# Your task
Please retype the data in full and exactly; the pictures are not part of the copy.

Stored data
▼

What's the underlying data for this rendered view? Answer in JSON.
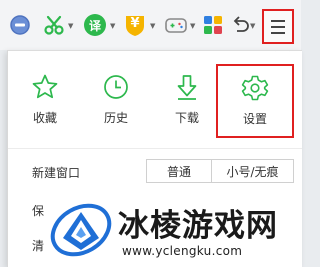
{
  "toolbar": {
    "items": [
      {
        "icon": "compat-mode-icon"
      },
      {
        "icon": "screenshot-scissors-icon"
      },
      {
        "icon": "translate-icon",
        "label": "译"
      },
      {
        "icon": "coupon-icon",
        "label": "¥"
      },
      {
        "icon": "game-controller-icon"
      },
      {
        "icon": "apps-grid-icon"
      },
      {
        "icon": "undo-icon"
      },
      {
        "icon": "menu-icon"
      }
    ],
    "colors": {
      "green": "#2db84d",
      "gold": "#f5b400",
      "blue": "#2f7fe0",
      "red": "#e02020"
    }
  },
  "menu": {
    "quick_actions": [
      {
        "label": "收藏",
        "icon": "star-icon"
      },
      {
        "label": "历史",
        "icon": "clock-icon"
      },
      {
        "label": "下载",
        "icon": "download-icon"
      },
      {
        "label": "设置",
        "icon": "gear-icon",
        "highlighted": true
      }
    ],
    "new_window": {
      "label": "新建窗口",
      "options": [
        "普通",
        "小号/无痕"
      ]
    },
    "row2_label": "保",
    "row3_label": "清"
  },
  "watermark": {
    "title": "冰棱游戏网",
    "url": "www.yclengku.com"
  },
  "accent_color": "#2db84d"
}
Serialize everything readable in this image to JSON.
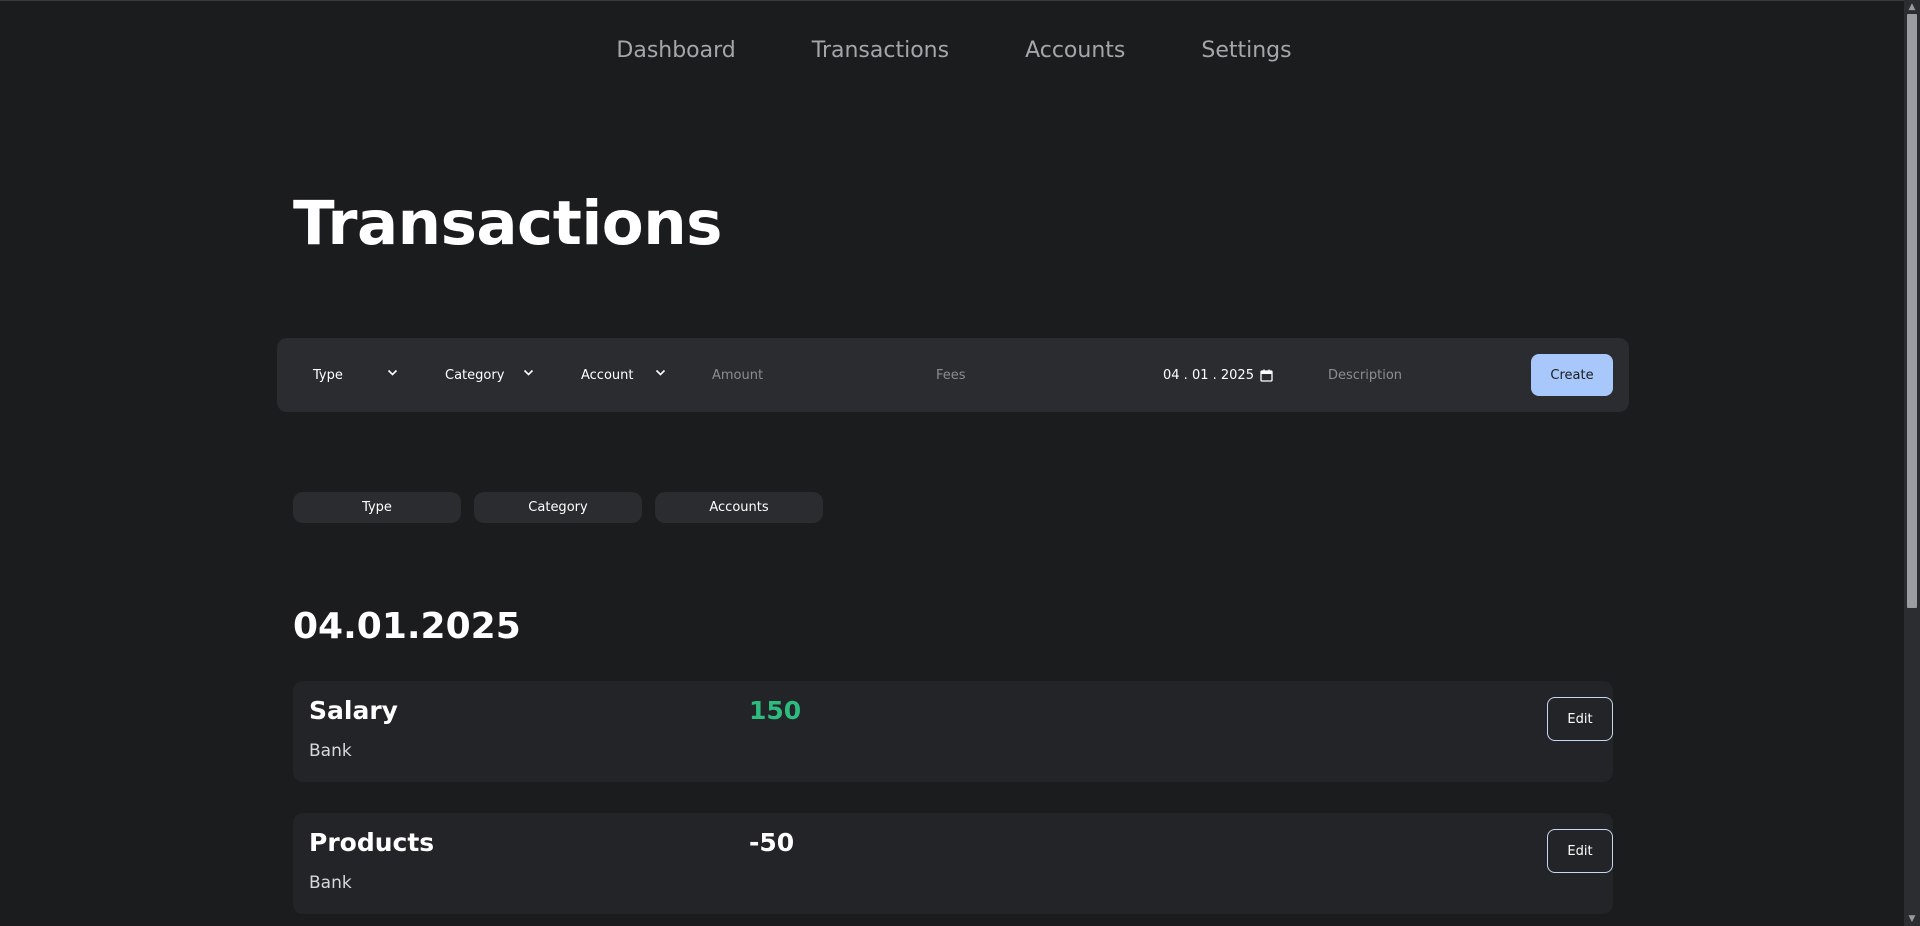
{
  "nav": {
    "items": [
      "Dashboard",
      "Transactions",
      "Accounts",
      "Settings"
    ]
  },
  "page": {
    "title": "Transactions"
  },
  "form": {
    "type_label": "Type",
    "category_label": "Category",
    "account_label": "Account",
    "amount_placeholder": "Amount",
    "fees_placeholder": "Fees",
    "date_value": "04 . 01 . 2025",
    "description_placeholder": "Description",
    "create_label": "Create"
  },
  "filters": [
    "Type",
    "Category",
    "Accounts"
  ],
  "groups": [
    {
      "date": "04.01.2025",
      "transactions": [
        {
          "category": "Salary",
          "account": "Bank",
          "amount": "150",
          "amount_color": "#2dbb7f",
          "edit_label": "Edit"
        },
        {
          "category": "Products",
          "account": "Bank",
          "amount": "-50",
          "amount_color": "#ffffff",
          "edit_label": "Edit"
        }
      ]
    }
  ],
  "colors": {
    "background": "#1b1c1e",
    "panel": "#2a2c2f",
    "card": "#232427",
    "accent": "#a8c8fb",
    "positive": "#2dbb7f"
  }
}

▲

# Written answer
What's the underlying data for this rendered view? Answer in JSON.
{
  "toolbar": {
    "items": [
      {
        "icon": "compat-mode-icon"
      },
      {
        "icon": "screenshot-scissors-icon"
      },
      {
        "icon": "translate-icon",
        "label": "译"
      },
      {
        "icon": "coupon-icon",
        "label": "¥"
      },
      {
        "icon": "game-controller-icon"
      },
      {
        "icon": "apps-grid-icon"
      },
      {
        "icon": "undo-icon"
      },
      {
        "icon": "menu-icon"
      }
    ],
    "colors": {
      "green": "#2db84d",
      "gold": "#f5b400",
      "blue": "#2f7fe0",
      "red": "#e02020"
    }
  },
  "menu": {
    "quick_actions": [
      {
        "label": "收藏",
        "icon": "star-icon"
      },
      {
        "label": "历史",
        "icon": "clock-icon"
      },
      {
        "label": "下载",
        "icon": "download-icon"
      },
      {
        "label": "设置",
        "icon": "gear-icon",
        "highlighted": true
      }
    ],
    "new_window": {
      "label": "新建窗口",
      "options": [
        "普通",
        "小号/无痕"
      ]
    },
    "row2_label": "保",
    "row3_label": "清"
  },
  "watermark": {
    "title": "冰棱游戏网",
    "url": "www.yclengku.com"
  },
  "accent_color": "#2db84d"
}
Serialize everything readable in this image to JSON.
{
  "nav": {
    "items": [
      "Dashboard",
      "Transactions",
      "Accounts",
      "Settings"
    ]
  },
  "page": {
    "title": "Transactions"
  },
  "form": {
    "type_label": "Type",
    "category_label": "Category",
    "account_label": "Account",
    "amount_placeholder": "Amount",
    "fees_placeholder": "Fees",
    "date_value": "04 . 01 . 2025",
    "description_placeholder": "Description",
    "create_label": "Create"
  },
  "filters": [
    "Type",
    "Category",
    "Accounts"
  ],
  "groups": [
    {
      "date": "04.01.2025",
      "transactions": [
        {
          "category": "Salary",
          "account": "Bank",
          "amount": "150",
          "amount_color": "#2dbb7f",
          "edit_label": "Edit"
        },
        {
          "category": "Products",
          "account": "Bank",
          "amount": "-50",
          "amount_color": "#ffffff",
          "edit_label": "Edit"
        }
      ]
    }
  ],
  "colors": {
    "background": "#1b1c1e",
    "panel": "#2a2c2f",
    "card": "#232427",
    "accent": "#a8c8fb",
    "positive": "#2dbb7f"
  }
}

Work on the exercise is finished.